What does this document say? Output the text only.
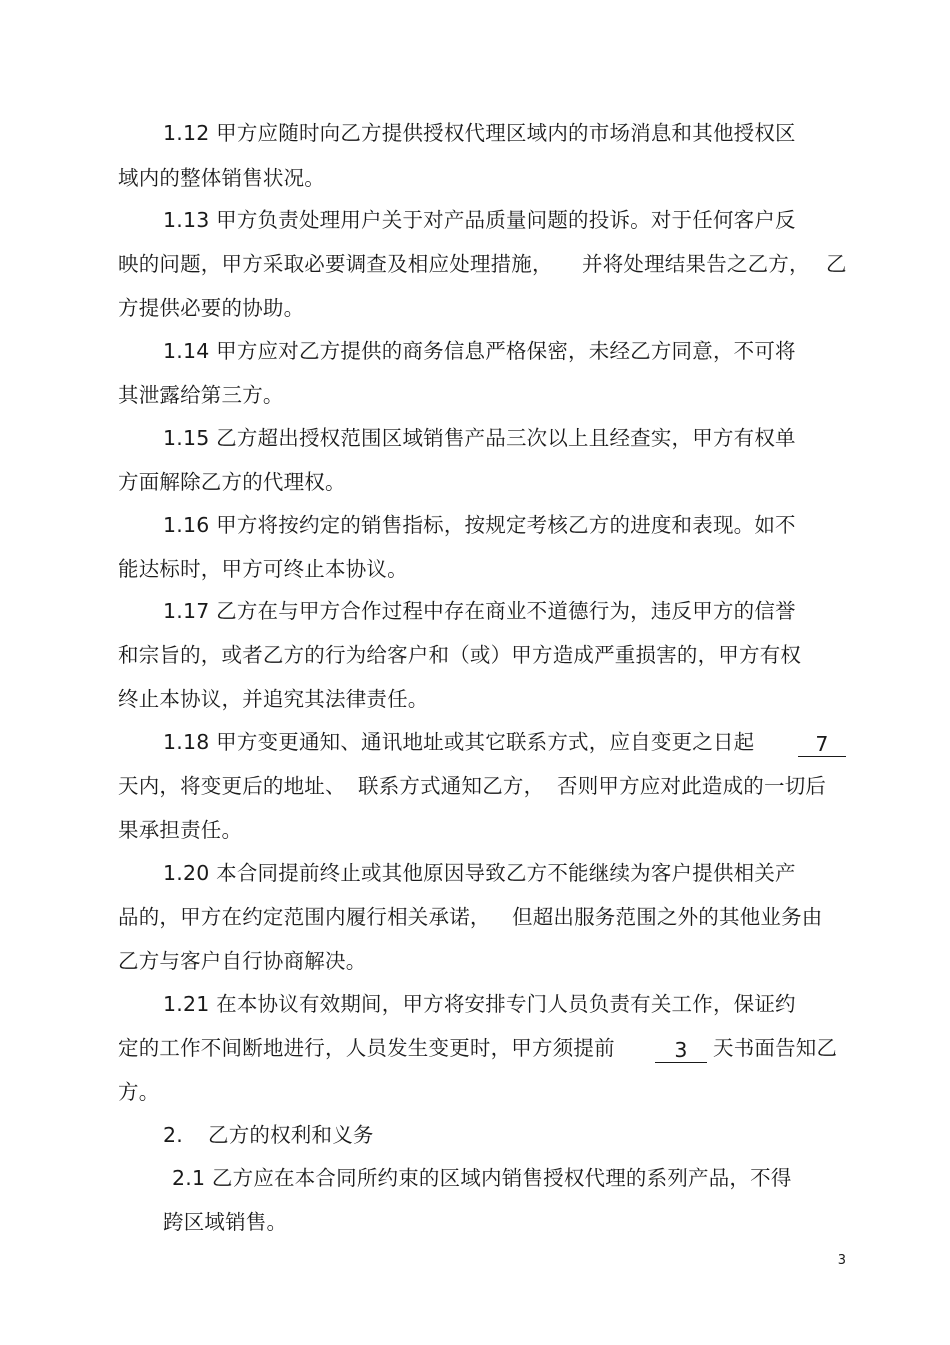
1.12 甲方应随时向乙方提供授权代理区域内的市场消息和其他授权区
域内的整体销售状况。
1.13 甲方负责处理用户关于对产品质量问题的投诉。对于任何客户反
映的问题，甲方采取必要调查及相应处理措施， 并将处理结果告之乙方， 乙
方提供必要的协助。
1.14 甲方应对乙方提供的商务信息严格保密，未经乙方同意，不可将
其泄露给第三方。
1.15 乙方超出授权范围区域销售产品三次以上且经查实，甲方有权单
方面解除乙方的代理权。
1.16 甲方将按约定的销售指标，按规定考核乙方的进度和表现。如不
能达标时，甲方可终止本协议。
1.17 乙方在与甲方合作过程中存在商业不道德行为，违反甲方的信誉
和宗旨的，或者乙方的行为给客户和（或）甲方造成严重损害的，甲方有权
终止本协议，并追究其法律责任。
1.18 甲方变更通知、通讯地址或其它联系方式，应自变更之日起	7
天内，将变更后的地址、 联系方式通知乙方， 否则甲方应对此造成的一切后
果承担责任。
1.20 本合同提前终止或其他原因导致乙方不能继续为客户提供相关产
品的，甲方在约定范围内履行相关承诺， 但超出服务范围之外的其他业务由
乙方与客户自行协商解决。
1.21 在本协议有效期间，甲方将安排专门人员负责有关工作，保证约
定的工作不间断地进行，人员发生变更时，甲方须提前	3	天书面告知乙
方。
2. 乙方的权利和义务
2.1 乙方应在本合同所约束的区域内销售授权代理的系列产品，不得
跨区域销售。
3
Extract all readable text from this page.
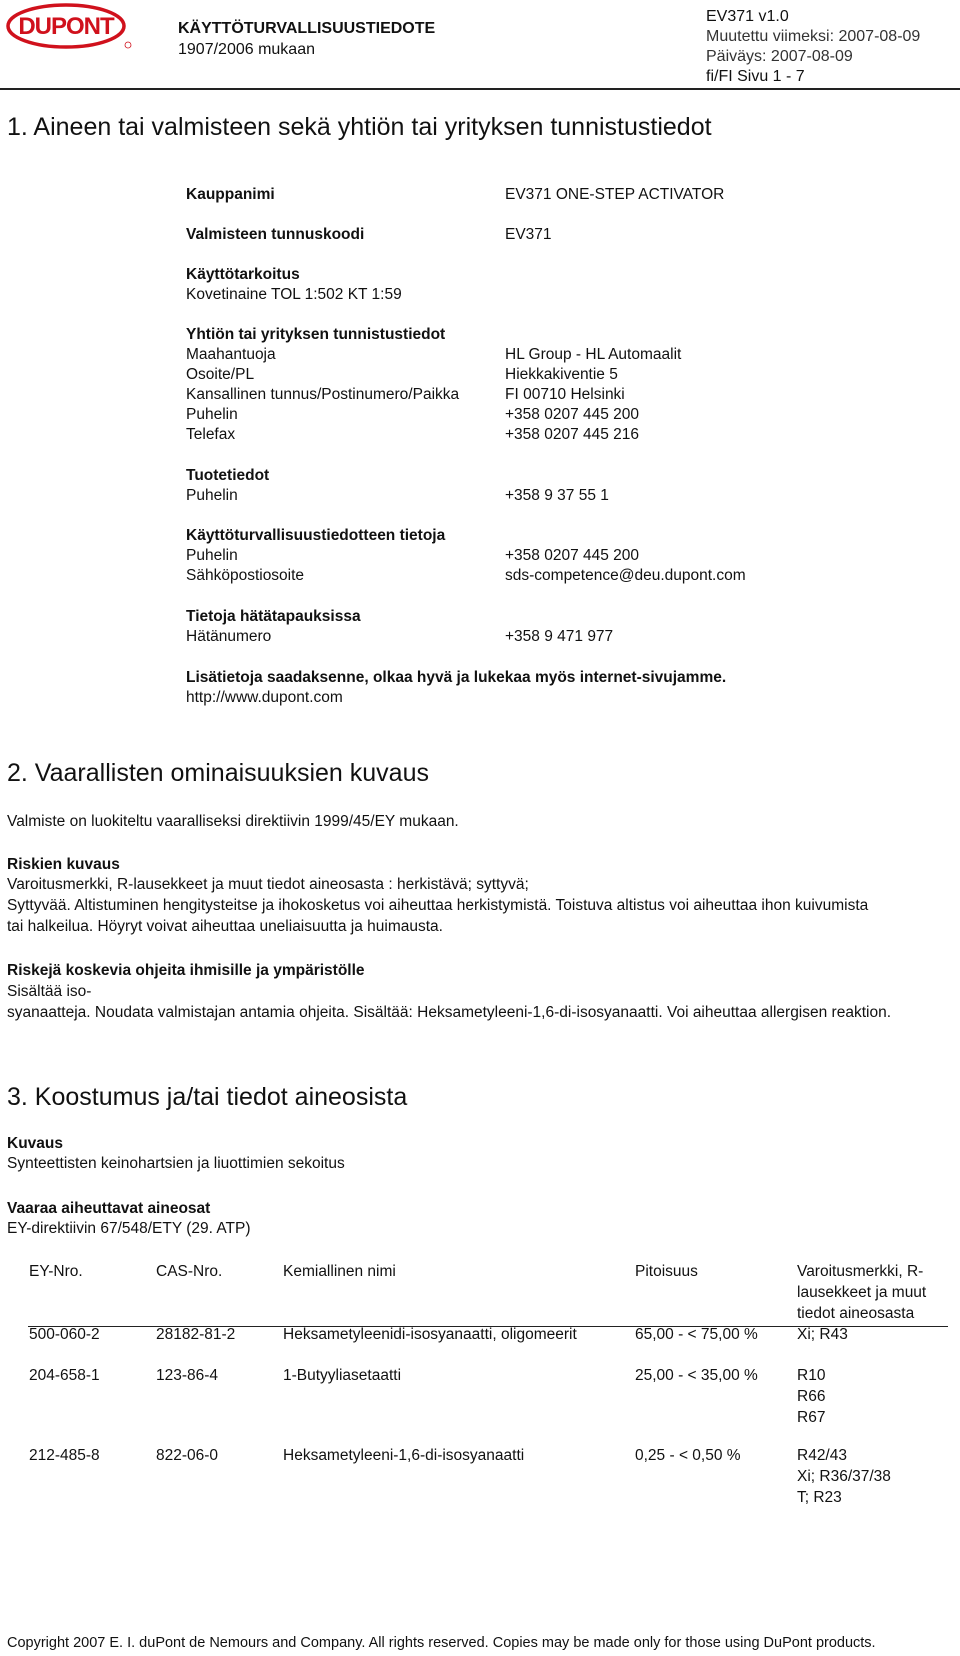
DUPONT	KÄYTTÖTURVALLISUUSTIEDOTE
1907/2006 mukaan
EV371 v1.0
Muutettu viimeksi: 2007-08-09
Päiväys: 2007-08-09
fi/FI Sivu 1 - 7
1. Aineen tai valmisteen sekä yhtiön tai yrityksen tunnistustiedot
Kauppanimi	EV371 ONE-STEP ACTIVATOR
Valmisteen tunnuskoodi	EV371
Käyttötarkoitus
Kovetinaine TOL 1:502 KT 1:59
Yhtiön tai yrityksen tunnistustiedot
Maahantuoja	HL Group - HL Automaalit
Osoite/PL	Hiekkakiventie 5
Kansallinen tunnus/Postinumero/Paikka	FI 00710 Helsinki
Puhelin	+358 0207 445 200
Telefax	+358 0207 445 216
Tuotetiedot
Puhelin	+358 9 37 55 1
Käyttöturvallisuustiedotteen tietoja
Puhelin	+358 0207 445 200
Sähköpostiosoite	sds-competence@deu.dupont.com
Tietoja hätätapauksissa
Hätänumero	+358 9 471 977
Lisätietoja saadaksenne, olkaa hyvä ja lukekaa myös internet-sivujamme.
http://www.dupont.com
2. Vaarallisten ominaisuuksien kuvaus
Valmiste on luokiteltu vaaralliseksi direktiivin 1999/45/EY mukaan.
Riskien kuvaus
Varoitusmerkki, R-lausekkeet ja muut tiedot aineosasta : herkistävä; syttyvä;
Syttyvää. Altistuminen hengitysteitse ja ihokosketus voi aiheuttaa herkistymistä. Toistuva altistus voi aiheuttaa ihon kuivumista
tai halkeilua. Höyryt voivat aiheuttaa uneliaisuutta ja huimausta.
Riskejä koskevia ohjeita ihmisille ja ympäristölle
Sisältää iso-
syanaatteja. Noudata valmistajan antamia ohjeita. Sisältää: Heksametyleeni-1,6-di-isosyanaatti. Voi aiheuttaa allergisen reaktion.
3. Koostumus ja/tai tiedot aineosista
Kuvaus
Synteettisten keinohartsien ja liuottimien sekoitus
Vaaraa aiheuttavat aineosat
EY-direktiivin 67/548/ETY (29. ATP)
EY-Nro.	CAS-Nro.	Kemiallinen nimi	Pitoisuus	Varoitusmerkki, R-
lausekkeet ja muut
tiedot aineosasta
500-060-2	28182-81-2	Heksametyleenidi-isosyanaatti, oligomeerit	65,00 - < 75,00 %	Xi; R43
204-658-1	123-86-4	1-Butyyliasetaatti	25,00 - < 35,00 %	R10
R66
R67
212-485-8	822-06-0	Heksametyleeni-1,6-di-isosyanaatti	0,25 - < 0,50 %	R42/43
Xi; R36/37/38
T; R23
Copyright 2007 E. I. duPont de Nemours and Company. All rights reserved. Copies may be made only for those using DuPont products.
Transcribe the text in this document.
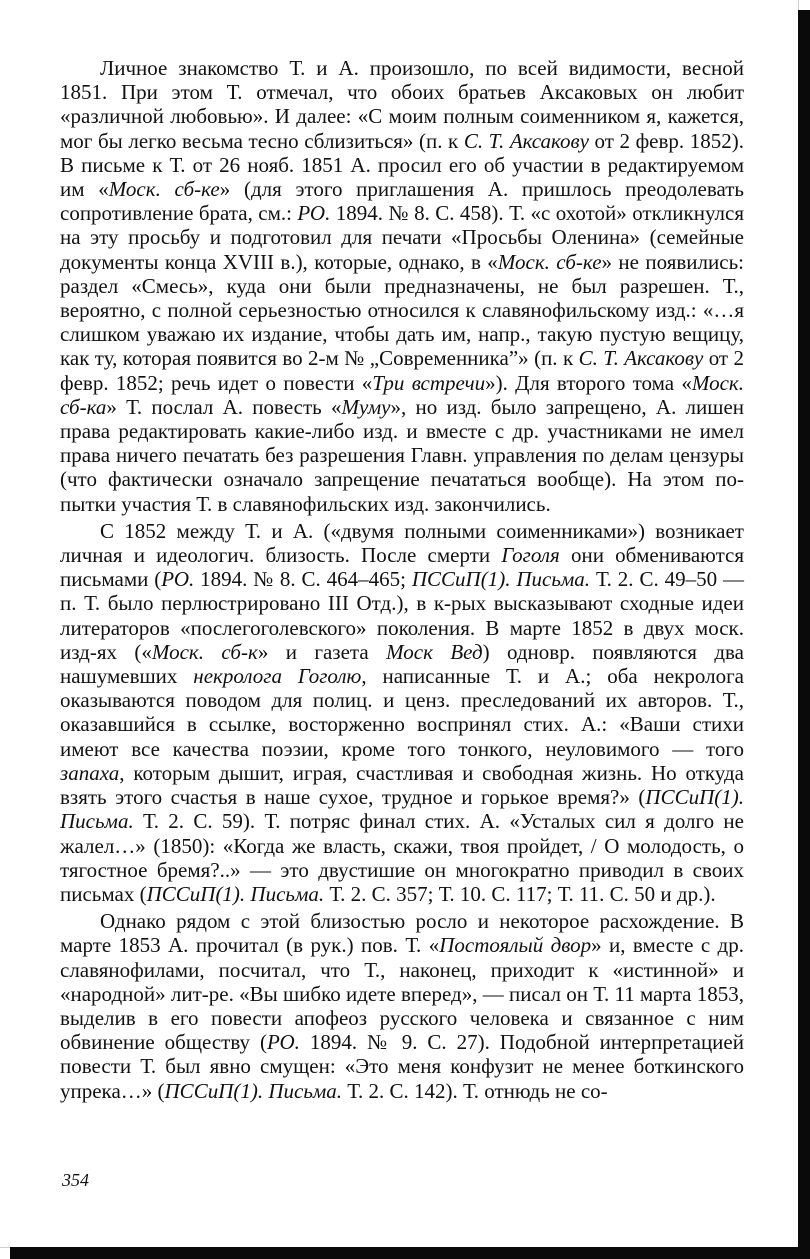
Личное знакомство Т. и А. произошло, по всей видимости, весной 1851. При этом Т. отмечал, что обоих братьев Аксаковых он любит «различной любовью». И далее: «С моим полным соименником я, кажется, мог бы легко весьма тесно сблизиться» (п. к С. Т. Аксакову от 2 февр. 1852). В письме к Т. от 26 нояб. 1851 А. просил его об участии в редактируемом им «Моск. сб-ке» (для этого приглашения А. пришлось преодолевать сопротивление брата, см.: РО. 1894. № 8. С. 458). Т. «с охотой» откликнулся на эту просьбу и подготовил для печати «Просьбы Оленина» (семейные документы конца XVIII в.), которые, однако, в «Моск. сб-ке» не появились: раздел «Смесь», куда они были предназначены, не был разрешен. Т., вероятно, с полной серьезностью относился к славянофильскому изд.: «…я слишком уважаю их издание, чтобы дать им, напр., такую пустую вещицу, как ту, которая появится во 2-м № „Современника”» (п. к С. Т. Аксакову от 2 февр. 1852; речь идет о повести «Три встречи»). Для второго тома «Моск. сб-ка» Т. послал А. повесть «Муму», но изд. было запрещено, А. лишен права редактировать какие-либо изд. и вместе с др. участниками не имел права ничего печатать без разрешения Главн. управления по делам цензуры (что фактически означало запрещение печататься вообще). На этом попытки участия Т. в славянофильских изд. закончились.

С 1852 между Т. и А. («двумя полными соименниками») возникает личная и идеологич. близость. После смерти Гоголя они обмениваются письмами (РО. 1894. № 8. С. 464–465; ПССиП(1). Письма. Т. 2. С. 49–50 — п. Т. было перлюстрировано III Отд.), в к-рых высказывают сходные идеи литераторов «послегоголевского» поколения. В марте 1852 в двух моск. изд-ях («Моск. сб-к» и газета Моск Вед) одновр. появляются два нашумевших некролога Гоголю, написанные Т. и А.; оба некролога оказываются поводом для полиц. и ценз. преследований их авторов. Т., оказавшийся в ссылке, восторженно воспринял стих. А.: «Ваши стихи имеют все качества поэзии, кроме того тонкого, неуловимого — того запаха, которым дышит, играя, счастливая и свободная жизнь. Но откуда взять этого счастья в наше сухое, трудное и горькое время?» (ПССиП(1). Письма. Т. 2. С. 59). Т. потряс финал стих. А. «Усталых сил я долго не жалел…» (1850): «Когда же власть, скажи, твоя пройдет, / О молодость, о тягостное бремя?..» — это двустишие он многократно приводил в своих письмах (ПССиП(1). Письма. Т. 2. С. 357; Т. 10. С. 117; Т. 11. С. 50 и др.).

Однако рядом с этой близостью росло и некоторое расхождение. В марте 1853 А. прочитал (в рук.) пов. Т. «Постоялый двор» и, вместе с др. славянофилами, посчитал, что Т., наконец, приходит к «истинной» и «народной» лит-ре. «Вы шибко идете вперед», — писал он Т. 11 марта 1853, выделив в его повести апофеоз русского человека и связанное с ним обвинение обществу (РО. 1894. № 9. С. 27). Подобной интерпретацией повести Т. был явно смущен: «Это меня конфузит не менее боткинского упрека…» (ПССиП(1). Письма. Т. 2. С. 142). Т. отнюдь не со-

354
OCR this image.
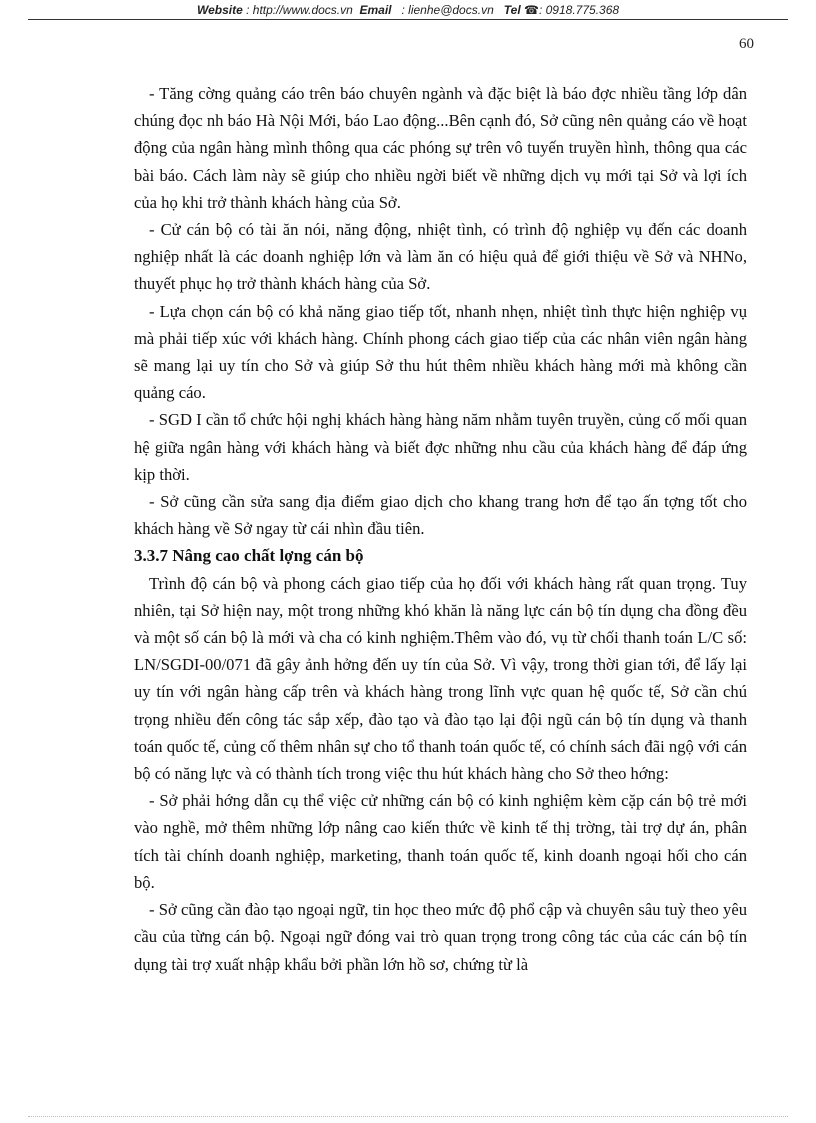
Website : http://www.docs.vn Email   : lienhe@docs.vn Tel ☎: 0918.775.368
60

- Tăng cờng quảng cáo trên báo chuyên ngành và đặc biệt là báo đợc nhiều tầng lớp dân chúng đọc nh báo Hà Nội Mới, báo Lao động...Bên cạnh đó, Sở cũng nên quảng cáo về hoạt động của ngân hàng mình thông qua các phóng sự trên vô tuyến truyền hình, thông qua các bài báo. Cách làm này sẽ giúp cho nhiều ngời biết về những dịch vụ mới tại Sở và lợi ích của họ khi trở thành khách hàng của Sở.

- Cử cán bộ có tài ăn nói, năng động, nhiệt tình, có trình độ nghiệp vụ đến các doanh nghiệp nhất là các doanh nghiệp lớn và làm ăn có hiệu quả để giới thiệu về Sở và NHNo, thuyết phục họ trở thành khách hàng của Sở.

- Lựa chọn cán bộ có khả năng giao tiếp tốt, nhanh nhẹn, nhiệt tình thực hiện nghiệp vụ mà phải tiếp xúc với khách hàng. Chính phong cách giao tiếp của các nhân viên ngân hàng sẽ mang lại uy tín cho Sở và giúp Sở thu hút thêm nhiều khách hàng mới mà không cần quảng cáo.

- SGD I cần tổ chức hội nghị khách hàng hàng năm nhằm tuyên truyền, củng cố mối quan hệ giữa ngân hàng với khách hàng và biết đợc những nhu cầu của khách hàng để đáp ứng kịp thời.

- Sở cũng cần sửa sang địa điểm giao dịch cho khang trang hơn để tạo ấn tợng tốt cho khách hàng về Sở ngay từ cái nhìn đầu tiên.

3.3.7 Nâng cao chất lợng cán bộ

Trình độ cán bộ và phong cách giao tiếp của họ đối với khách hàng rất quan trọng. Tuy nhiên, tại Sở hiện nay, một trong những khó khăn là năng lực cán bộ tín dụng cha đồng đều và một số cán bộ là mới và cha có kinh nghiệm.Thêm vào đó, vụ từ chối thanh toán L/C số: LN/SGDI-00/071 đã gây ảnh hởng đến uy tín của Sở. Vì vậy, trong thời gian tới, để lấy lại uy tín với ngân hàng cấp trên và khách hàng trong lĩnh vực quan hệ quốc tế, Sở cần chú trọng nhiều đến công tác sắp xếp, đào tạo và đào tạo lại đội ngũ cán bộ tín dụng và thanh toán quốc tế, củng cố thêm nhân sự cho tổ thanh toán quốc tế, có chính sách đãi ngộ với cán bộ có năng lực và có thành tích trong việc thu hút khách hàng cho Sở theo hớng:

- Sở phải hớng dẫn cụ thể việc cử những cán bộ có kinh nghiệm kèm cặp cán bộ trẻ mới vào nghề, mở thêm những lớp nâng cao kiến thức về kinh tế thị trờng, tài trợ dự án, phân tích tài chính doanh nghiệp, marketing, thanh toán quốc tế, kinh doanh ngoại hối cho cán bộ.

- Sở cũng cần đào tạo ngoại ngữ, tin học theo mức độ phổ cập và chuyên sâu tuỳ theo yêu cầu của từng cán bộ. Ngoại ngữ đóng vai trò quan trọng trong công tác của các cán bộ tín dụng tài trợ xuất nhập khẩu bởi phần lớn hồ sơ, chứng từ là
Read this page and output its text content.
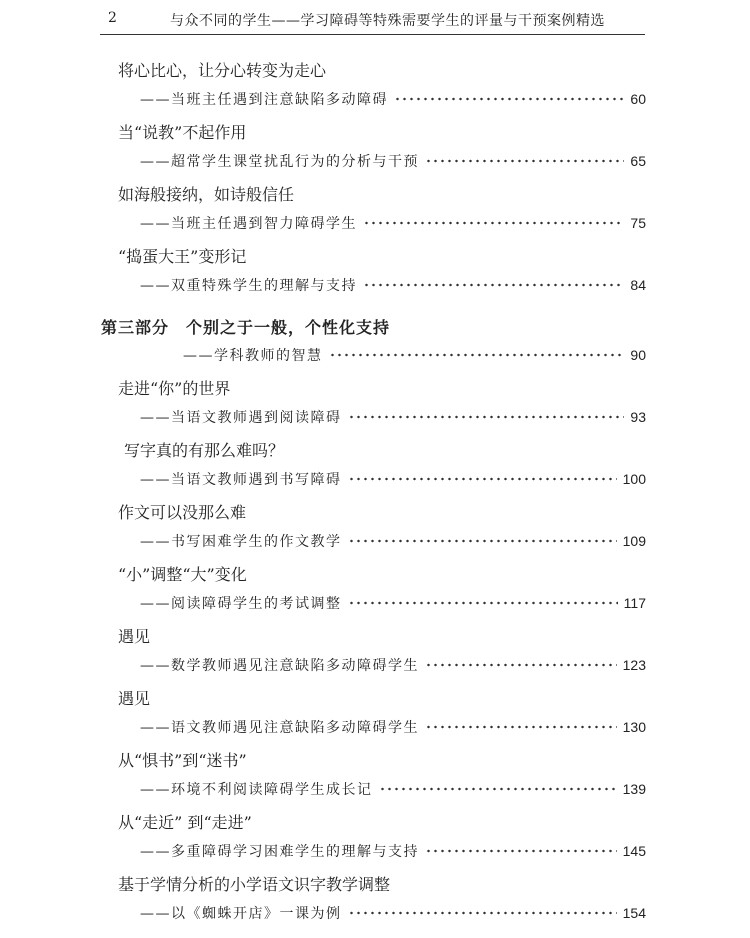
2	与众不同的学生——学习障碍等特殊需要学生的评量与干预案例精选
将心比心，让分心转变为走心
——当班主任遇到注意缺陷多动障碍	60
当“说教”不起作用
——超常学生课堂扰乱行为的分析与干预	65
如海般接纳，如诗般信任
——当班主任遇到智力障碍学生	75
“捣蛋大王”变形记
——双重特殊学生的理解与支持	84
第三部分　个别之于一般，个性化支持
——学科教师的智慧	90
走进“你”的世界
——当语文教师遇到阅读障碍	93
写字真的有那么难吗？
——当语文教师遇到书写障碍	100
作文可以没那么难
——书写困难学生的作文教学	109
“小”调整“大”变化
——阅读障碍学生的考试调整	117
遇见
——数学教师遇见注意缺陷多动障碍学生	123
遇见
——语文教师遇见注意缺陷多动障碍学生	130
从“惧书”到“迷书”
——环境不利阅读障碍学生成长记	139
从“走近” 到“走进”
——多重障碍学习困难学生的理解与支持	145
基于学情分析的小学语文识字教学调整
——以《蜘蛛开店》一课为例	154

» **Instructions for the task**: Take each line containing the string "only" and copy it out.

» **Result of this task**:
What does this document say? Output the text only.
Copyright 2007 E. I. duPont de Nemours and Company. All rights reserved. Copies may be made only for those using DuPont products.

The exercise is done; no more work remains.